▶ **DIRECTIONS**:
Print the whole listing exactly.

══ PROVIDED RECORDS ══

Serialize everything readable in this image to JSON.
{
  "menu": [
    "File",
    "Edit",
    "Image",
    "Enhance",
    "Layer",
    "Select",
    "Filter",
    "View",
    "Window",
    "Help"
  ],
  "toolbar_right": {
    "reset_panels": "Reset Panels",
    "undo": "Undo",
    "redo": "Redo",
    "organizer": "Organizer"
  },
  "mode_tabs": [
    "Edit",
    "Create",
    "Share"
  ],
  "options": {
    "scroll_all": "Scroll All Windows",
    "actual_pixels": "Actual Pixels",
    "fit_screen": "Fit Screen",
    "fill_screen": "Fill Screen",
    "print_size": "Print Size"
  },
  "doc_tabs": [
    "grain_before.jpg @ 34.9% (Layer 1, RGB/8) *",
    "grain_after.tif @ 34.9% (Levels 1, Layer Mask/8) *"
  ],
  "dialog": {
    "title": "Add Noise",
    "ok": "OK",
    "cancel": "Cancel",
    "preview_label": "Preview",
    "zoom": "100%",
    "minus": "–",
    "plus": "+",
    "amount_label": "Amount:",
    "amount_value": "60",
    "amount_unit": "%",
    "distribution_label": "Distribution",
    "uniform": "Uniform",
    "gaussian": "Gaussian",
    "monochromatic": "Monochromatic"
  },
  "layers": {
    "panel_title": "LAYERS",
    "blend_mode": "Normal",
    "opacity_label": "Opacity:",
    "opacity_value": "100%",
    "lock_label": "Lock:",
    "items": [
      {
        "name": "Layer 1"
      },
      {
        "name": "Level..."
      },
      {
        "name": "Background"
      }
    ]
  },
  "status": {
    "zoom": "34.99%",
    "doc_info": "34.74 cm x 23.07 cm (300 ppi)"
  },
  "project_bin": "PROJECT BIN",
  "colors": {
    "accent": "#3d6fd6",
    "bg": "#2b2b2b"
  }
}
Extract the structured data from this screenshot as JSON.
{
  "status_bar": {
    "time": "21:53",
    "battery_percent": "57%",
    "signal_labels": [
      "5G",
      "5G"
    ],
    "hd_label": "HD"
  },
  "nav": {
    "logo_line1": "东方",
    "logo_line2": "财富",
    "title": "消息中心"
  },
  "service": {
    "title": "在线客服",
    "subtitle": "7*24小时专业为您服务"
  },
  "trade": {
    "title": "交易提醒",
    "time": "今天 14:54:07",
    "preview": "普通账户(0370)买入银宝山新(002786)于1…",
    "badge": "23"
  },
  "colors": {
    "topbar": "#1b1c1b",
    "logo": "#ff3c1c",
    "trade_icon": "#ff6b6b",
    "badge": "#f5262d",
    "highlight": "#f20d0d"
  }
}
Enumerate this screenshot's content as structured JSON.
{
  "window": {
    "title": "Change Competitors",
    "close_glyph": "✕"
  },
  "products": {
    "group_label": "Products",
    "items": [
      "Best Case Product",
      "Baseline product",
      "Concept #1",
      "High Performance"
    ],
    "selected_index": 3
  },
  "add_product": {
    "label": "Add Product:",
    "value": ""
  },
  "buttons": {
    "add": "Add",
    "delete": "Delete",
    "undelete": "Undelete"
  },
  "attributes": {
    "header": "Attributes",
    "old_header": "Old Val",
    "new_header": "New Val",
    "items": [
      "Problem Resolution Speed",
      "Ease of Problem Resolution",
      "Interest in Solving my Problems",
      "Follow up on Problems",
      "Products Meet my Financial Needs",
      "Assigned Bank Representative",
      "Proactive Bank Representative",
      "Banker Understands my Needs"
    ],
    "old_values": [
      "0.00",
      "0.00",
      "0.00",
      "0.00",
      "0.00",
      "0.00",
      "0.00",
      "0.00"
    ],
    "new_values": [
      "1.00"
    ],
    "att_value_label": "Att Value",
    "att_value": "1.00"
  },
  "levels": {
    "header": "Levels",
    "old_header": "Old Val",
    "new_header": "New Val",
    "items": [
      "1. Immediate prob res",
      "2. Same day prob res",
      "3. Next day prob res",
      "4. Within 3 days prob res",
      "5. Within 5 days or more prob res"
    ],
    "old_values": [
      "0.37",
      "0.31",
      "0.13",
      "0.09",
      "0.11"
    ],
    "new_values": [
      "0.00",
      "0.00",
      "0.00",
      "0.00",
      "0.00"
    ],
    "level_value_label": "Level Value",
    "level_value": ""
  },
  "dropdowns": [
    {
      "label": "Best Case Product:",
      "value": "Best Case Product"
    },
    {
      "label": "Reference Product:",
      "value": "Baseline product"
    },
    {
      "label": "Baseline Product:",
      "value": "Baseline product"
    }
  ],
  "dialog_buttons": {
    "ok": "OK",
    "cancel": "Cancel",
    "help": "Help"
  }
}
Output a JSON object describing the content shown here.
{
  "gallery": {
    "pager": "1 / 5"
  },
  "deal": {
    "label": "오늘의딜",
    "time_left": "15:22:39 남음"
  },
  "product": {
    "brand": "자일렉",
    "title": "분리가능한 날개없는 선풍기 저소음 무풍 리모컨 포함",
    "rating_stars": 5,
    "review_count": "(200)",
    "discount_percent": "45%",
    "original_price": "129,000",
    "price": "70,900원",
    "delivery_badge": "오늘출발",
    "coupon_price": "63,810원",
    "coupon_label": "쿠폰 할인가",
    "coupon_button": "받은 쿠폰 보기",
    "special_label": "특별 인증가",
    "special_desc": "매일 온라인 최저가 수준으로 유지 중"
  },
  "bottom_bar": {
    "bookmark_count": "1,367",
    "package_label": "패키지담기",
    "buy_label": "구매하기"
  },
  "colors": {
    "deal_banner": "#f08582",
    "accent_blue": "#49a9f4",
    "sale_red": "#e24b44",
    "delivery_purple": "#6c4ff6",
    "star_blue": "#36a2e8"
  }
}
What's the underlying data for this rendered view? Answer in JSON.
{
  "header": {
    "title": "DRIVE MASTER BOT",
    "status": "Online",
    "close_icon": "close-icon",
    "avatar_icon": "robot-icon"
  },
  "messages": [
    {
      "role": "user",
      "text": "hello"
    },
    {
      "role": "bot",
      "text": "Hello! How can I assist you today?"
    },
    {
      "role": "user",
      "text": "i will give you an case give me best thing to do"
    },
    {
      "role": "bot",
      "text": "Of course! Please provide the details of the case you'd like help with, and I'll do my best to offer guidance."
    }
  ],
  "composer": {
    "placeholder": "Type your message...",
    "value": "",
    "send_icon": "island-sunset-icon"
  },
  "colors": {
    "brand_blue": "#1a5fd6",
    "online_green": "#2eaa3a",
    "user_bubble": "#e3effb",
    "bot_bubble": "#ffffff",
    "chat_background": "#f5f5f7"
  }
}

═══

▶ **WORKED SOLUTION**:
Serialize everything readable in this image to JSON.
{
  "menu": [
    "File",
    "Edit",
    "Image",
    "Enhance",
    "Layer",
    "Select",
    "Filter",
    "View",
    "Window",
    "Help"
  ],
  "toolbar_right": {
    "reset_panels": "Reset Panels",
    "undo": "Undo",
    "redo": "Redo",
    "organizer": "Organizer"
  },
  "mode_tabs": [
    "Edit",
    "Create",
    "Share"
  ],
  "options": {
    "scroll_all": "Scroll All Windows",
    "actual_pixels": "Actual Pixels",
    "fit_screen": "Fit Screen",
    "fill_screen": "Fill Screen",
    "print_size": "Print Size"
  },
  "doc_tabs": [
    "grain_before.jpg @ 34.9% (Layer 1, RGB/8) *",
    "grain_after.tif @ 34.9% (Levels 1, Layer Mask/8) *"
  ],
  "dialog": {
    "title": "Add Noise",
    "ok": "OK",
    "cancel": "Cancel",
    "preview_label": "Preview",
    "zoom": "100%",
    "minus": "–",
    "plus": "+",
    "amount_label": "Amount:",
    "amount_value": "60",
    "amount_unit": "%",
    "distribution_label": "Distribution",
    "uniform": "Uniform",
    "gaussian": "Gaussian",
    "monochromatic": "Monochromatic"
  },
  "layers": {
    "panel_title": "LAYERS",
    "blend_mode": "Normal",
    "opacity_label": "Opacity:",
    "opacity_value": "100%",
    "lock_label": "Lock:",
    "items": [
      {
        "name": "Layer 1"
      },
      {
        "name": "Level..."
      },
      {
        "name": "Background"
      }
    ]
  },
  "status": {
    "zoom": "34.99%",
    "doc_info": "34.74 cm x 23.07 cm (300 ppi)"
  },
  "project_bin": "PROJECT BIN",
  "colors": {
    "accent": "#3d6fd6",
    "bg": "#2b2b2b"
  }
}
Extract the structured data from this screenshot as JSON.
{
  "status_bar": {
    "time": "21:53",
    "battery_percent": "57%",
    "signal_labels": [
      "5G",
      "5G"
    ],
    "hd_label": "HD"
  },
  "nav": {
    "logo_line1": "东方",
    "logo_line2": "财富",
    "title": "消息中心"
  },
  "service": {
    "title": "在线客服",
    "subtitle": "7*24小时专业为您服务"
  },
  "trade": {
    "title": "交易提醒",
    "time": "今天 14:54:07",
    "preview": "普通账户(0370)买入银宝山新(002786)于1…",
    "badge": "23"
  },
  "colors": {
    "topbar": "#1b1c1b",
    "logo": "#ff3c1c",
    "trade_icon": "#ff6b6b",
    "badge": "#f5262d",
    "highlight": "#f20d0d"
  }
}
Enumerate this screenshot's content as structured JSON.
{
  "window": {
    "title": "Change Competitors",
    "close_glyph": "✕"
  },
  "products": {
    "group_label": "Products",
    "items": [
      "Best Case Product",
      "Baseline product",
      "Concept #1",
      "High Performance"
    ],
    "selected_index": 3
  },
  "add_product": {
    "label": "Add Product:",
    "value": ""
  },
  "buttons": {
    "add": "Add",
    "delete": "Delete",
    "undelete": "Undelete"
  },
  "attributes": {
    "header": "Attributes",
    "old_header": "Old Val",
    "new_header": "New Val",
    "items": [
      "Problem Resolution Speed",
      "Ease of Problem Resolution",
      "Interest in Solving my Problems",
      "Follow up on Problems",
      "Products Meet my Financial Needs",
      "Assigned Bank Representative",
      "Proactive Bank Representative",
      "Banker Understands my Needs"
    ],
    "old_values": [
      "0.00",
      "0.00",
      "0.00",
      "0.00",
      "0.00",
      "0.00",
      "0.00",
      "0.00"
    ],
    "new_values": [
      "1.00"
    ],
    "att_value_label": "Att Value",
    "att_value": "1.00"
  },
  "levels": {
    "header": "Levels",
    "old_header": "Old Val",
    "new_header": "New Val",
    "items": [
      "1. Immediate prob res",
      "2. Same day prob res",
      "3. Next day prob res",
      "4. Within 3 days prob res",
      "5. Within 5 days or more prob res"
    ],
    "old_values": [
      "0.37",
      "0.31",
      "0.13",
      "0.09",
      "0.11"
    ],
    "new_values": [
      "0.00",
      "0.00",
      "0.00",
      "0.00",
      "0.00"
    ],
    "level_value_label": "Level Value",
    "level_value": ""
  },
  "dropdowns": [
    {
      "label": "Best Case Product:",
      "value": "Best Case Product"
    },
    {
      "label": "Reference Product:",
      "value": "Baseline product"
    },
    {
      "label": "Baseline Product:",
      "value": "Baseline product"
    }
  ],
  "dialog_buttons": {
    "ok": "OK",
    "cancel": "Cancel",
    "help": "Help"
  }
}
Output a JSON object describing the content shown here.
{
  "gallery": {
    "pager": "1 / 5"
  },
  "deal": {
    "label": "오늘의딜",
    "time_left": "15:22:39 남음"
  },
  "product": {
    "brand": "자일렉",
    "title": "분리가능한 날개없는 선풍기 저소음 무풍 리모컨 포함",
    "rating_stars": 5,
    "review_count": "(200)",
    "discount_percent": "45%",
    "original_price": "129,000",
    "price": "70,900원",
    "delivery_badge": "오늘출발",
    "coupon_price": "63,810원",
    "coupon_label": "쿠폰 할인가",
    "coupon_button": "받은 쿠폰 보기",
    "special_label": "특별 인증가",
    "special_desc": "매일 온라인 최저가 수준으로 유지 중"
  },
  "bottom_bar": {
    "bookmark_count": "1,367",
    "package_label": "패키지담기",
    "buy_label": "구매하기"
  },
  "colors": {
    "deal_banner": "#f08582",
    "accent_blue": "#49a9f4",
    "sale_red": "#e24b44",
    "delivery_purple": "#6c4ff6",
    "star_blue": "#36a2e8"
  }
}
What's the underlying data for this rendered view? Answer in JSON.
{
  "header": {
    "title": "DRIVE MASTER BOT",
    "status": "Online",
    "close_icon": "close-icon",
    "avatar_icon": "robot-icon"
  },
  "messages": [
    {
      "role": "user",
      "text": "hello"
    },
    {
      "role": "bot",
      "text": "Hello! How can I assist you today?"
    },
    {
      "role": "user",
      "text": "i will give you an case give me best thing to do"
    },
    {
      "role": "bot",
      "text": "Of course! Please provide the details of the case you'd like help with, and I'll do my best to offer guidance."
    }
  ],
  "composer": {
    "placeholder": "Type your message...",
    "value": "",
    "send_icon": "island-sunset-icon"
  },
  "colors": {
    "brand_blue": "#1a5fd6",
    "online_green": "#2eaa3a",
    "user_bubble": "#e3effb",
    "bot_bubble": "#ffffff",
    "chat_background": "#f5f5f7"
  }
}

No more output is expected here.